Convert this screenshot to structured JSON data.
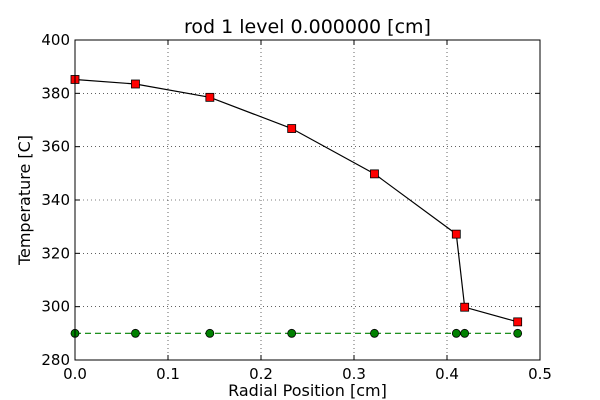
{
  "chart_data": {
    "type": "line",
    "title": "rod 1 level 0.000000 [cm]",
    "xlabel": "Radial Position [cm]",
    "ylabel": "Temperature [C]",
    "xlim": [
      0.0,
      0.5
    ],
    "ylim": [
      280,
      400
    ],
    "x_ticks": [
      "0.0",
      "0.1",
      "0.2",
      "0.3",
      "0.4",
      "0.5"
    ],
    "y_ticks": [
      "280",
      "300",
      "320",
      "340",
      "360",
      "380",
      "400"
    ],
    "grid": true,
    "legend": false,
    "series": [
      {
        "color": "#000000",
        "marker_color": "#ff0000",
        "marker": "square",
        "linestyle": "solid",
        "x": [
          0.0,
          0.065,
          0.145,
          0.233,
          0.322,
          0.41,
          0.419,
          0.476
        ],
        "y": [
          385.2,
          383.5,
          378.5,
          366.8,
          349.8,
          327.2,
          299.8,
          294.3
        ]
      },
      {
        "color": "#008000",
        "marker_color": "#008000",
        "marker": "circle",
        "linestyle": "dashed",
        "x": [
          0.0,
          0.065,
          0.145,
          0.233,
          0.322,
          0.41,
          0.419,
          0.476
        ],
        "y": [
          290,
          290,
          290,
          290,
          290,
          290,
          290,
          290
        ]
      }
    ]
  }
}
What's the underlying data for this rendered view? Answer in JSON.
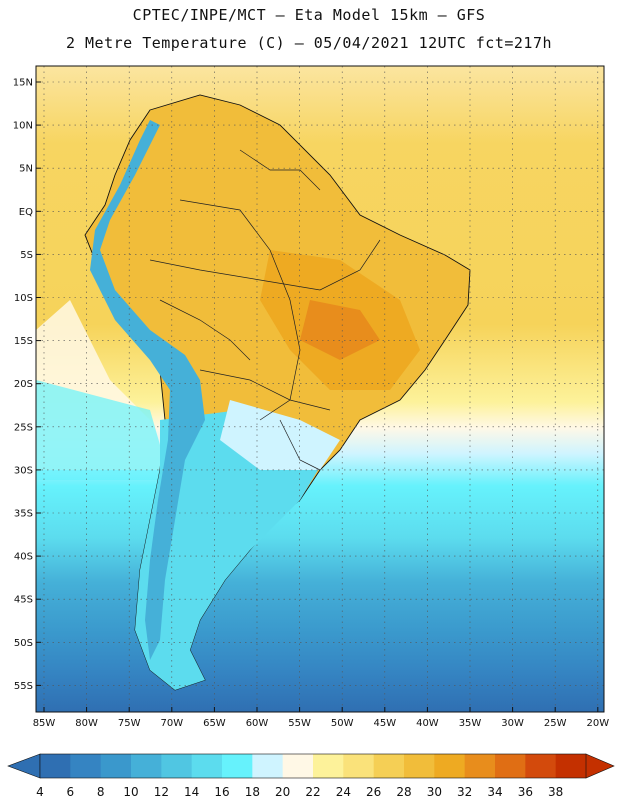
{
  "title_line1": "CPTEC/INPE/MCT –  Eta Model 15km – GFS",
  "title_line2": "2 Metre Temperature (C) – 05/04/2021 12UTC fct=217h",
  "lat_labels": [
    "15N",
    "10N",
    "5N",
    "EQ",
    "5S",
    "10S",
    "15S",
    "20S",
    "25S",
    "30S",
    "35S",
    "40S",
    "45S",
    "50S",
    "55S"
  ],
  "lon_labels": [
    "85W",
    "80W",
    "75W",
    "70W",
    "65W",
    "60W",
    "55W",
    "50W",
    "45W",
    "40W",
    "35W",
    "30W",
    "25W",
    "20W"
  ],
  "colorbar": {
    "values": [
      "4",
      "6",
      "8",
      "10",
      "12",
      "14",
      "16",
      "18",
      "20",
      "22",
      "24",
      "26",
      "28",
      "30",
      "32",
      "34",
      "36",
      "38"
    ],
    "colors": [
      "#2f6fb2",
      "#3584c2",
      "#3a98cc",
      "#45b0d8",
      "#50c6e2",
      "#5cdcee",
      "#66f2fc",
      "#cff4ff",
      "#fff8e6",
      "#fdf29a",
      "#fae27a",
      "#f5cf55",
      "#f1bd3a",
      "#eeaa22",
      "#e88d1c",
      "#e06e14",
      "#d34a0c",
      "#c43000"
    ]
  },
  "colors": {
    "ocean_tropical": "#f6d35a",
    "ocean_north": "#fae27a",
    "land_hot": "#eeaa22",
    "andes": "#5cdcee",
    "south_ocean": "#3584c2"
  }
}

+---+

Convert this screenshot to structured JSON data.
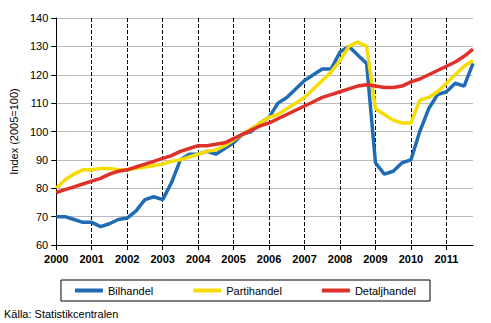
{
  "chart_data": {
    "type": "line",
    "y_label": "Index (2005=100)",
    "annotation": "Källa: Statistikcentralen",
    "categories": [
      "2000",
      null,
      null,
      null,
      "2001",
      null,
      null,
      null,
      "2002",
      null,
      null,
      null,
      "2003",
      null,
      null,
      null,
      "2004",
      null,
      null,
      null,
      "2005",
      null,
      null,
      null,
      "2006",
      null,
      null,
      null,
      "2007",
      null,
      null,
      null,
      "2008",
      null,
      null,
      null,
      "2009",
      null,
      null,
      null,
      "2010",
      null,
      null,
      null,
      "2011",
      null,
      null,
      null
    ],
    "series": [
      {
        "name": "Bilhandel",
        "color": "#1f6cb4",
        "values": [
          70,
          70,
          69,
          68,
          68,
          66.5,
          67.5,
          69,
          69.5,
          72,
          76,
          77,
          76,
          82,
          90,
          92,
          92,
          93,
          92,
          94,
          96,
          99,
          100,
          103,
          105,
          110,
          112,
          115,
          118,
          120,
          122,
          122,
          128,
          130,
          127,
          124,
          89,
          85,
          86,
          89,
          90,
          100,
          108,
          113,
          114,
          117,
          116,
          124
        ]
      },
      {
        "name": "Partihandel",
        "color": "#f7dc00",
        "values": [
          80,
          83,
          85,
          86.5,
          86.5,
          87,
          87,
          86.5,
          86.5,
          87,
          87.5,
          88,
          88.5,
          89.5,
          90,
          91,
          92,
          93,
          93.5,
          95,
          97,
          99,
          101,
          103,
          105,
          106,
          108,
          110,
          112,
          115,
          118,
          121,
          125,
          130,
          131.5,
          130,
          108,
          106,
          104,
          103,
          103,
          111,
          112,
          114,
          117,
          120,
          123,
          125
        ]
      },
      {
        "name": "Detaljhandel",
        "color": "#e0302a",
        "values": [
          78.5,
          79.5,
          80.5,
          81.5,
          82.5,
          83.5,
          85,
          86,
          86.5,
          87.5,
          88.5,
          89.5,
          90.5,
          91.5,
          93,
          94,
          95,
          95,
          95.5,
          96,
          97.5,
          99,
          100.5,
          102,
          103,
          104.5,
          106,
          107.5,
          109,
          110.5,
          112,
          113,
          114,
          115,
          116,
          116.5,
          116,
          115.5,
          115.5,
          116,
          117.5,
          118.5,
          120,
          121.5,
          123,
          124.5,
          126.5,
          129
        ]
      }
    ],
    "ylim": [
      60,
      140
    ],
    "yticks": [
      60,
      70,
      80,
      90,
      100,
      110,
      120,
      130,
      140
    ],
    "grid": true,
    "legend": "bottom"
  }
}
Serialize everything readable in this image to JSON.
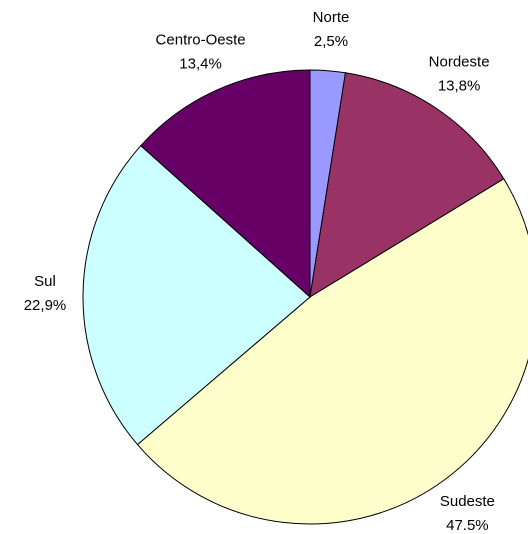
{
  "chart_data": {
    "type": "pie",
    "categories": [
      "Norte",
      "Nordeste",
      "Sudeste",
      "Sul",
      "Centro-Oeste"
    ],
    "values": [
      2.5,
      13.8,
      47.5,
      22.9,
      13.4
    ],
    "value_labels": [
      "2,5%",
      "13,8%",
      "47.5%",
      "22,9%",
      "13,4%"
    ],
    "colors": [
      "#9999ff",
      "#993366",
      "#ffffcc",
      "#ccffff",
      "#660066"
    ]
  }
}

+---+

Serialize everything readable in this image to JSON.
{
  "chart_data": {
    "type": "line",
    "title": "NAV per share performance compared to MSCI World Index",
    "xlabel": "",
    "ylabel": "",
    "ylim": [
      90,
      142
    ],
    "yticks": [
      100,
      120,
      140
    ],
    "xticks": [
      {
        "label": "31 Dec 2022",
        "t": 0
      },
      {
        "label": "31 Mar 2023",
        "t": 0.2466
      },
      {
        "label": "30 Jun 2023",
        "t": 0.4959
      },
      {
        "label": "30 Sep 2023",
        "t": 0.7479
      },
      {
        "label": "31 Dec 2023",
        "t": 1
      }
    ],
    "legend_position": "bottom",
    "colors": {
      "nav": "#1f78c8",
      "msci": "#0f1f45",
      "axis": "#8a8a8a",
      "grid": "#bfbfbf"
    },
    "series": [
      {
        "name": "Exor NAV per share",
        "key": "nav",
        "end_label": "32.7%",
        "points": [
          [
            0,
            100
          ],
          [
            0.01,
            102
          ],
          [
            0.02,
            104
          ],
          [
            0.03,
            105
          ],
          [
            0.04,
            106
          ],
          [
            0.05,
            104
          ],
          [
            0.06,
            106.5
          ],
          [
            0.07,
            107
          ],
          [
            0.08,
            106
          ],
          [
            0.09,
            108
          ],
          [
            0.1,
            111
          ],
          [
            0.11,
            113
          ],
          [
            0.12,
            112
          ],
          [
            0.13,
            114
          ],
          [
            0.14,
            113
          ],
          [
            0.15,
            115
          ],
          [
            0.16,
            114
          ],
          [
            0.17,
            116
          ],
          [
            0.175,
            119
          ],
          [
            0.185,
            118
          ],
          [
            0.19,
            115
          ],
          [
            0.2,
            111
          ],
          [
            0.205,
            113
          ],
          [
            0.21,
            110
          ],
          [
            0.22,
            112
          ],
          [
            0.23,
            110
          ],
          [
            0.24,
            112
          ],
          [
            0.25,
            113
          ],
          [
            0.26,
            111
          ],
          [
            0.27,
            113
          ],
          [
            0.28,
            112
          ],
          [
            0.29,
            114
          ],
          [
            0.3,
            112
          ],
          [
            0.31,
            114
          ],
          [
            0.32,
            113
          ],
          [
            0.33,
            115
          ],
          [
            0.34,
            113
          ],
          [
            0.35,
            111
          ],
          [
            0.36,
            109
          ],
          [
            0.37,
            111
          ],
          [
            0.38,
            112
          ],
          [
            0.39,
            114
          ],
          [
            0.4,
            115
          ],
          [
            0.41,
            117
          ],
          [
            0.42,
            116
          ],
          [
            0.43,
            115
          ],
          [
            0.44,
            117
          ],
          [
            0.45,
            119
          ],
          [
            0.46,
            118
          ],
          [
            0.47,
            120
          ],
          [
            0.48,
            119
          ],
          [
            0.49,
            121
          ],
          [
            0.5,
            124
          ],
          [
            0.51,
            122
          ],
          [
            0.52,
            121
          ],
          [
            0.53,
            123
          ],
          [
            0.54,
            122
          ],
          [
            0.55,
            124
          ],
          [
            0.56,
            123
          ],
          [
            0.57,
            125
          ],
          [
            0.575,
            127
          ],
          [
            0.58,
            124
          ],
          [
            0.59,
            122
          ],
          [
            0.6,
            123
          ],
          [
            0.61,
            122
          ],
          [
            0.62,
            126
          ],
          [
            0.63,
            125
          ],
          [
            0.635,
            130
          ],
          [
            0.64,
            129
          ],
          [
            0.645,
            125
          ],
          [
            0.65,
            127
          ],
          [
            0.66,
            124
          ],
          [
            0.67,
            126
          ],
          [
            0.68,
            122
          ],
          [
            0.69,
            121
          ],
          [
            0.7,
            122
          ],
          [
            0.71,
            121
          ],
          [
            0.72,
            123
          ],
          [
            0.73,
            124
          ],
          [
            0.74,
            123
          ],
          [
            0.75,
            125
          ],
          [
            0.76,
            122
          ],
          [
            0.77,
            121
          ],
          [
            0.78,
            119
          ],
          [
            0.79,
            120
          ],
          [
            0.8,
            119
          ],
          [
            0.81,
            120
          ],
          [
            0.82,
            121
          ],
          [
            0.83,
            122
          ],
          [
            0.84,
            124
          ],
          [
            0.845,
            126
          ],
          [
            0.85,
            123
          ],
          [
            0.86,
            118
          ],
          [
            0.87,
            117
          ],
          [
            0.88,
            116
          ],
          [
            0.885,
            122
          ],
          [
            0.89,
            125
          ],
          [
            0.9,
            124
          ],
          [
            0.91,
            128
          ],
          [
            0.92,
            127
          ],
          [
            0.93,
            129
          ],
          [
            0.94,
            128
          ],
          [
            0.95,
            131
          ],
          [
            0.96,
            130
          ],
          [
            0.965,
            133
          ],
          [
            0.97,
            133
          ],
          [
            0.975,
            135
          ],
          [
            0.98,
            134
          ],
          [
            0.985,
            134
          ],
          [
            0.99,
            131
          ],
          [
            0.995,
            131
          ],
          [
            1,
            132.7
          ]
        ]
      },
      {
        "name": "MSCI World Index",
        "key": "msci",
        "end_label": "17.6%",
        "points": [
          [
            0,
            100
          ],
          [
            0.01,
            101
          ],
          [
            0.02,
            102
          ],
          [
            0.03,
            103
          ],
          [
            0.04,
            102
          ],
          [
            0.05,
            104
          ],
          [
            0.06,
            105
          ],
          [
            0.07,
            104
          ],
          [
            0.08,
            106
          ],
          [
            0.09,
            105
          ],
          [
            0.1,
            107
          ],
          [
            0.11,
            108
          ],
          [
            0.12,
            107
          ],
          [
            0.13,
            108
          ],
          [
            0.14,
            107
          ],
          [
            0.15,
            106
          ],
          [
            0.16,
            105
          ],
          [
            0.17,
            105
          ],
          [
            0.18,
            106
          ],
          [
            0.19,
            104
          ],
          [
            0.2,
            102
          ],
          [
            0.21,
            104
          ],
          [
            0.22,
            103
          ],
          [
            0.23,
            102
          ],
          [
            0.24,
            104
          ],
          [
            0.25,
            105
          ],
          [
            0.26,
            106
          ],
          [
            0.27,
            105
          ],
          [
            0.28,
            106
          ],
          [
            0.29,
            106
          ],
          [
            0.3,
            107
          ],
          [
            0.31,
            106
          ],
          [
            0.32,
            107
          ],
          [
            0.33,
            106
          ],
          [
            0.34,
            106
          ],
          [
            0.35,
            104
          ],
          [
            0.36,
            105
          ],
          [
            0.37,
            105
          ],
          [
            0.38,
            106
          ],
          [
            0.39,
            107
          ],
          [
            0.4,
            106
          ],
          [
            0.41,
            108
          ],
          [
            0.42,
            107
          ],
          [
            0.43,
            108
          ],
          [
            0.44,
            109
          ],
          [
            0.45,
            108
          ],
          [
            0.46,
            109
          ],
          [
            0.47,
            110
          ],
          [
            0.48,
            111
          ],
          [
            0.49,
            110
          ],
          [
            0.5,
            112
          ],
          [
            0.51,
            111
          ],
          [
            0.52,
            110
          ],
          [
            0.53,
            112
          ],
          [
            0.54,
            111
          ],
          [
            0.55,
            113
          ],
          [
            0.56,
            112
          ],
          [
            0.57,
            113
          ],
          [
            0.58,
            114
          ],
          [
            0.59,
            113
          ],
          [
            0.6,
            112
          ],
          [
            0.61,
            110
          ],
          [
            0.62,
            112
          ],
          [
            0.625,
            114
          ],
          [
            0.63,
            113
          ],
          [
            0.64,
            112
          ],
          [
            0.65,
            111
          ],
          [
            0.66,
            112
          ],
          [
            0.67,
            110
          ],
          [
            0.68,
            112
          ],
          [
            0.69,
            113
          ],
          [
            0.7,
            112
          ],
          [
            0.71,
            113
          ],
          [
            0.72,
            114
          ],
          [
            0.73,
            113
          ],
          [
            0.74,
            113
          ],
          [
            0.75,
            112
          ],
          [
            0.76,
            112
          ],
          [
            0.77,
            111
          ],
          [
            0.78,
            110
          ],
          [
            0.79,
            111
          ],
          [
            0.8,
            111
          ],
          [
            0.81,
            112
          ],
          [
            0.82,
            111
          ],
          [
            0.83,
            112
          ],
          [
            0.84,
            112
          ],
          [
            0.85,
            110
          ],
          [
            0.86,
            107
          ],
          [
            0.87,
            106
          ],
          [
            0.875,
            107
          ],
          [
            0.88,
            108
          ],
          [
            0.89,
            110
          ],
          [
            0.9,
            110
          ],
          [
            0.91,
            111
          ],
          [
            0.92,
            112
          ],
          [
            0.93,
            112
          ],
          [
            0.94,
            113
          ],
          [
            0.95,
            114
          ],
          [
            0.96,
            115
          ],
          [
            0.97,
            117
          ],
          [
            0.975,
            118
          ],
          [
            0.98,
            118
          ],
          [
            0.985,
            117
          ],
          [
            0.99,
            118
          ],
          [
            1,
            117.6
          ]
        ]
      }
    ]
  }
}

+---+

Which lines contain the word "share"? Return each of them.

    "title": "NAV per share performance compared to MSCI World Index",
        "name": "Exor NAV per share",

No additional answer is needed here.